▶ _Written problem_
Go through the records and show each line where the word "from" occurs.
--- --- ---
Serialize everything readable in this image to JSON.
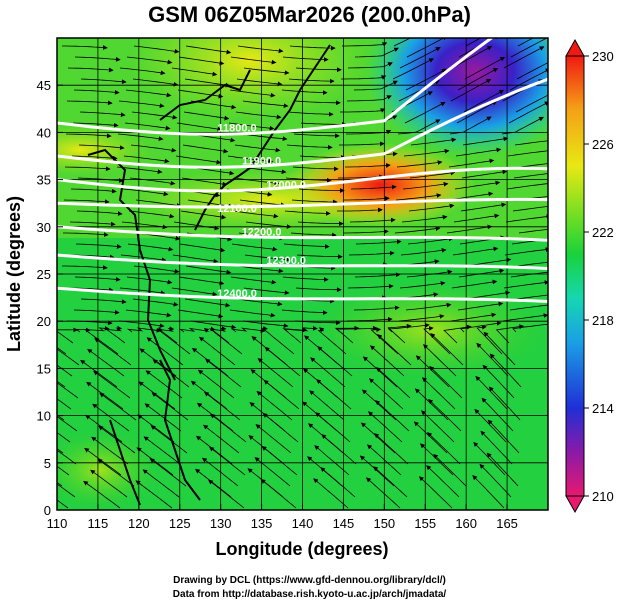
{
  "title": "GSM 06Z05Mar2026 (200.0hPa)",
  "map": {
    "x_label": "Longitude (degrees)",
    "y_label": "Latitude  (degrees)",
    "lon_range": [
      110,
      170
    ],
    "lat_range": [
      0,
      50
    ],
    "lon_ticks": [
      "110",
      "115",
      "120",
      "125",
      "130",
      "135",
      "140",
      "145",
      "150",
      "155",
      "160",
      "165"
    ],
    "lat_ticks": [
      "0",
      "5",
      "10",
      "15",
      "20",
      "25",
      "30",
      "35",
      "40",
      "45"
    ],
    "contour_labels": [
      "11800.0",
      "11900.0",
      "12000.0",
      "12100.0",
      "12200.0",
      "12300.0",
      "12400.0"
    ],
    "colorbar": {
      "min": 210,
      "max": 230,
      "ticks": [
        "230",
        "226",
        "222",
        "218",
        "214",
        "210"
      ],
      "colors": [
        "#e8196e",
        "#6a1ea8",
        "#1f2fd6",
        "#1aa0e6",
        "#15d7b0",
        "#19d23b",
        "#7fe020",
        "#e8e814",
        "#f5a015",
        "#f01a12"
      ]
    }
  },
  "credits": {
    "line1": "Drawing by DCL (https://www.gfd-dennou.org/library/dcl/)",
    "line2": "Data from http://database.rish.kyoto-u.ac.jp/arch/jmadata/"
  }
}
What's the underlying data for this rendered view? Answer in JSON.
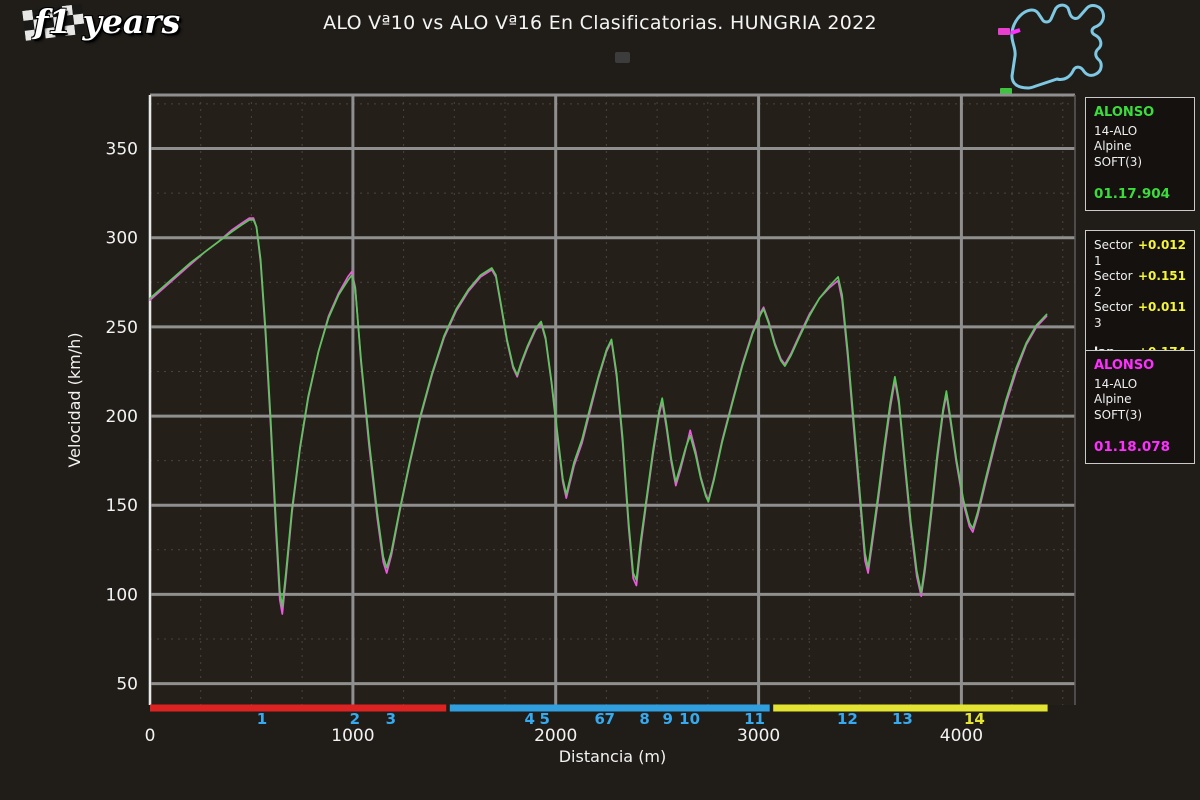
{
  "header": {
    "logo_text": "f1 years",
    "title": "ALO Vª10 vs ALO Vª16 En Clasificatorias. HUNGRIA 2022"
  },
  "track_map": {
    "outline_color": "#7ec8e3",
    "start_marker_color": "#ff30ff",
    "marker_top_color": "#e83fd0",
    "marker_bottom_color": "#3fc43f"
  },
  "panels": {
    "driver1": {
      "name": "ALONSO",
      "number": "14-ALO",
      "team": "Alpine",
      "tyre": "SOFT(3)",
      "time": "01.17.904",
      "color": "#3ddc3d"
    },
    "deltas": {
      "rows": [
        {
          "label": "Sector 1",
          "value": "+0.012"
        },
        {
          "label": "Sector 2",
          "value": "+0.151"
        },
        {
          "label": "Sector 3",
          "value": "+0.011"
        }
      ],
      "lap_label": "lap",
      "lap_value": "+0.174",
      "value_color": "#f5f53a"
    },
    "driver2": {
      "name": "ALONSO",
      "number": "14-ALO",
      "team": "Alpine",
      "tyre": "SOFT(3)",
      "time": "01.18.078",
      "color": "#ff30ff"
    }
  },
  "chart_data": {
    "type": "line",
    "title": "ALO Vª10 vs ALO Vª16 En Clasificatorias. HUNGRIA 2022",
    "xlabel": "Distancia (m)",
    "ylabel": "Velocidad (km/h)",
    "xlim": [
      0,
      4560
    ],
    "ylim": [
      38,
      380
    ],
    "xticks": [
      0,
      1000,
      2000,
      3000,
      4000
    ],
    "yticks": [
      50,
      100,
      150,
      200,
      250,
      300,
      350
    ],
    "minor_x_step": 250,
    "minor_y_step": 25,
    "plot_bg": "#242019",
    "grid_major_color": "#8f8f8f",
    "grid_minor_color": "#49443d",
    "tick_color": "#f2f2f2",
    "spine_color": "#e8e8e8",
    "series": [
      {
        "name": "ALONSO 01.17.904 (SOFT 3)",
        "color": "#57c957",
        "points": [
          [
            0,
            266
          ],
          [
            60,
            272
          ],
          [
            130,
            279
          ],
          [
            200,
            286
          ],
          [
            270,
            292
          ],
          [
            340,
            298
          ],
          [
            400,
            303
          ],
          [
            450,
            307
          ],
          [
            490,
            310
          ],
          [
            510,
            310
          ],
          [
            525,
            306
          ],
          [
            545,
            288
          ],
          [
            570,
            248
          ],
          [
            595,
            198
          ],
          [
            620,
            142
          ],
          [
            640,
            102
          ],
          [
            652,
            93
          ],
          [
            670,
            112
          ],
          [
            700,
            148
          ],
          [
            740,
            183
          ],
          [
            780,
            211
          ],
          [
            830,
            236
          ],
          [
            880,
            255
          ],
          [
            930,
            268
          ],
          [
            975,
            276
          ],
          [
            995,
            279
          ],
          [
            1012,
            271
          ],
          [
            1040,
            232
          ],
          [
            1080,
            186
          ],
          [
            1120,
            146
          ],
          [
            1150,
            121
          ],
          [
            1167,
            115
          ],
          [
            1190,
            124
          ],
          [
            1230,
            147
          ],
          [
            1280,
            174
          ],
          [
            1330,
            199
          ],
          [
            1390,
            224
          ],
          [
            1450,
            245
          ],
          [
            1510,
            260
          ],
          [
            1570,
            271
          ],
          [
            1630,
            279
          ],
          [
            1685,
            283
          ],
          [
            1705,
            279
          ],
          [
            1730,
            263
          ],
          [
            1760,
            243
          ],
          [
            1790,
            228
          ],
          [
            1810,
            223
          ],
          [
            1830,
            230
          ],
          [
            1860,
            239
          ],
          [
            1900,
            249
          ],
          [
            1928,
            253
          ],
          [
            1950,
            244
          ],
          [
            1980,
            219
          ],
          [
            2010,
            189
          ],
          [
            2035,
            165
          ],
          [
            2052,
            156
          ],
          [
            2090,
            174
          ],
          [
            2130,
            187
          ],
          [
            2170,
            205
          ],
          [
            2210,
            222
          ],
          [
            2250,
            237
          ],
          [
            2275,
            243
          ],
          [
            2300,
            224
          ],
          [
            2330,
            188
          ],
          [
            2360,
            140
          ],
          [
            2382,
            112
          ],
          [
            2398,
            108
          ],
          [
            2420,
            131
          ],
          [
            2450,
            156
          ],
          [
            2480,
            181
          ],
          [
            2510,
            203
          ],
          [
            2525,
            210
          ],
          [
            2545,
            196
          ],
          [
            2570,
            176
          ],
          [
            2592,
            163
          ],
          [
            2615,
            172
          ],
          [
            2640,
            182
          ],
          [
            2663,
            189
          ],
          [
            2690,
            178
          ],
          [
            2715,
            165
          ],
          [
            2740,
            155
          ],
          [
            2753,
            152
          ],
          [
            2780,
            164
          ],
          [
            2820,
            185
          ],
          [
            2870,
            207
          ],
          [
            2920,
            228
          ],
          [
            2970,
            246
          ],
          [
            3010,
            257
          ],
          [
            3025,
            260
          ],
          [
            3050,
            252
          ],
          [
            3080,
            240
          ],
          [
            3110,
            231
          ],
          [
            3130,
            228
          ],
          [
            3160,
            234
          ],
          [
            3200,
            244
          ],
          [
            3250,
            256
          ],
          [
            3300,
            266
          ],
          [
            3350,
            273
          ],
          [
            3392,
            278
          ],
          [
            3412,
            268
          ],
          [
            3440,
            236
          ],
          [
            3470,
            196
          ],
          [
            3500,
            156
          ],
          [
            3525,
            123
          ],
          [
            3540,
            115
          ],
          [
            3560,
            131
          ],
          [
            3590,
            156
          ],
          [
            3620,
            183
          ],
          [
            3650,
            208
          ],
          [
            3672,
            222
          ],
          [
            3692,
            209
          ],
          [
            3720,
            176
          ],
          [
            3750,
            141
          ],
          [
            3780,
            113
          ],
          [
            3802,
            101
          ],
          [
            3820,
            116
          ],
          [
            3850,
            146
          ],
          [
            3880,
            178
          ],
          [
            3910,
            204
          ],
          [
            3926,
            214
          ],
          [
            3945,
            200
          ],
          [
            3975,
            176
          ],
          [
            4010,
            153
          ],
          [
            4040,
            140
          ],
          [
            4056,
            137
          ],
          [
            4080,
            146
          ],
          [
            4120,
            165
          ],
          [
            4170,
            188
          ],
          [
            4220,
            209
          ],
          [
            4270,
            227
          ],
          [
            4320,
            241
          ],
          [
            4370,
            251
          ],
          [
            4420,
            257
          ]
        ]
      },
      {
        "name": "ALONSO 01.18.078 (SOFT 3)",
        "color": "#ee58e2",
        "points": [
          [
            0,
            265
          ],
          [
            60,
            271
          ],
          [
            130,
            278
          ],
          [
            200,
            285
          ],
          [
            270,
            292
          ],
          [
            340,
            298
          ],
          [
            400,
            304
          ],
          [
            450,
            308
          ],
          [
            490,
            311
          ],
          [
            510,
            311
          ],
          [
            525,
            306
          ],
          [
            545,
            286
          ],
          [
            570,
            245
          ],
          [
            595,
            194
          ],
          [
            620,
            137
          ],
          [
            640,
            97
          ],
          [
            652,
            89
          ],
          [
            670,
            109
          ],
          [
            700,
            146
          ],
          [
            740,
            182
          ],
          [
            780,
            210
          ],
          [
            830,
            236
          ],
          [
            880,
            256
          ],
          [
            930,
            269
          ],
          [
            975,
            278
          ],
          [
            995,
            281
          ],
          [
            1012,
            272
          ],
          [
            1040,
            230
          ],
          [
            1080,
            183
          ],
          [
            1120,
            143
          ],
          [
            1150,
            118
          ],
          [
            1167,
            112
          ],
          [
            1190,
            122
          ],
          [
            1230,
            146
          ],
          [
            1280,
            173
          ],
          [
            1330,
            198
          ],
          [
            1390,
            223
          ],
          [
            1450,
            244
          ],
          [
            1510,
            259
          ],
          [
            1570,
            270
          ],
          [
            1630,
            278
          ],
          [
            1685,
            282
          ],
          [
            1705,
            278
          ],
          [
            1730,
            262
          ],
          [
            1760,
            242
          ],
          [
            1790,
            227
          ],
          [
            1810,
            222
          ],
          [
            1830,
            229
          ],
          [
            1860,
            238
          ],
          [
            1900,
            248
          ],
          [
            1928,
            252
          ],
          [
            1950,
            243
          ],
          [
            1980,
            218
          ],
          [
            2010,
            187
          ],
          [
            2035,
            163
          ],
          [
            2052,
            154
          ],
          [
            2090,
            172
          ],
          [
            2130,
            185
          ],
          [
            2170,
            203
          ],
          [
            2210,
            221
          ],
          [
            2250,
            236
          ],
          [
            2275,
            242
          ],
          [
            2300,
            222
          ],
          [
            2330,
            185
          ],
          [
            2360,
            137
          ],
          [
            2382,
            109
          ],
          [
            2398,
            105
          ],
          [
            2420,
            128
          ],
          [
            2450,
            154
          ],
          [
            2480,
            179
          ],
          [
            2510,
            201
          ],
          [
            2525,
            208
          ],
          [
            2545,
            194
          ],
          [
            2570,
            174
          ],
          [
            2592,
            161
          ],
          [
            2615,
            170
          ],
          [
            2640,
            181
          ],
          [
            2663,
            192
          ],
          [
            2690,
            180
          ],
          [
            2715,
            166
          ],
          [
            2740,
            156
          ],
          [
            2753,
            153
          ],
          [
            2780,
            165
          ],
          [
            2820,
            186
          ],
          [
            2870,
            208
          ],
          [
            2920,
            229
          ],
          [
            2970,
            247
          ],
          [
            3010,
            258
          ],
          [
            3025,
            261
          ],
          [
            3050,
            253
          ],
          [
            3080,
            241
          ],
          [
            3110,
            232
          ],
          [
            3130,
            229
          ],
          [
            3160,
            235
          ],
          [
            3200,
            245
          ],
          [
            3250,
            257
          ],
          [
            3300,
            266
          ],
          [
            3350,
            272
          ],
          [
            3392,
            276
          ],
          [
            3412,
            265
          ],
          [
            3440,
            233
          ],
          [
            3470,
            192
          ],
          [
            3500,
            152
          ],
          [
            3525,
            119
          ],
          [
            3540,
            112
          ],
          [
            3560,
            128
          ],
          [
            3590,
            153
          ],
          [
            3620,
            180
          ],
          [
            3650,
            205
          ],
          [
            3672,
            220
          ],
          [
            3692,
            207
          ],
          [
            3720,
            173
          ],
          [
            3750,
            138
          ],
          [
            3780,
            110
          ],
          [
            3802,
            99
          ],
          [
            3820,
            113
          ],
          [
            3850,
            143
          ],
          [
            3880,
            175
          ],
          [
            3910,
            202
          ],
          [
            3926,
            212
          ],
          [
            3945,
            198
          ],
          [
            3975,
            174
          ],
          [
            4010,
            151
          ],
          [
            4040,
            138
          ],
          [
            4056,
            135
          ],
          [
            4080,
            144
          ],
          [
            4120,
            163
          ],
          [
            4170,
            186
          ],
          [
            4220,
            207
          ],
          [
            4270,
            225
          ],
          [
            4320,
            240
          ],
          [
            4370,
            250
          ],
          [
            4420,
            256
          ]
        ]
      }
    ],
    "sectors": [
      {
        "label": "Sector 1",
        "color": "#dd2222",
        "from": 0,
        "to": 1460
      },
      {
        "label": "Sector 2",
        "color": "#2f9fe0",
        "from": 1478,
        "to": 3055
      },
      {
        "label": "Sector 3",
        "color": "#e3e332",
        "from": 3072,
        "to": 4425
      }
    ],
    "turns": [
      {
        "label": "1",
        "x": 552,
        "color": "#35aaf0"
      },
      {
        "label": "2",
        "x": 1010,
        "color": "#35aaf0"
      },
      {
        "label": "3",
        "x": 1187,
        "color": "#35aaf0"
      },
      {
        "label": "4",
        "x": 1872,
        "color": "#35aaf0"
      },
      {
        "label": "5",
        "x": 1946,
        "color": "#35aaf0"
      },
      {
        "label": "6",
        "x": 2217,
        "color": "#35aaf0"
      },
      {
        "label": "7",
        "x": 2266,
        "color": "#35aaf0"
      },
      {
        "label": "8",
        "x": 2438,
        "color": "#35aaf0"
      },
      {
        "label": "9",
        "x": 2552,
        "color": "#35aaf0"
      },
      {
        "label": "10",
        "x": 2660,
        "color": "#35aaf0"
      },
      {
        "label": "11",
        "x": 2980,
        "color": "#35aaf0"
      },
      {
        "label": "12",
        "x": 3438,
        "color": "#35aaf0"
      },
      {
        "label": "13",
        "x": 3709,
        "color": "#35aaf0"
      },
      {
        "label": "14",
        "x": 4064,
        "color": "#e3e332"
      }
    ]
  }
}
--- --- ---
▶ _Response to the task_
    "line2": "Data from http://database.rish.kyoto-u.ac.jp/arch/jmadata/"
        "from": 0,
        "from": 1478,
        "from": 3072,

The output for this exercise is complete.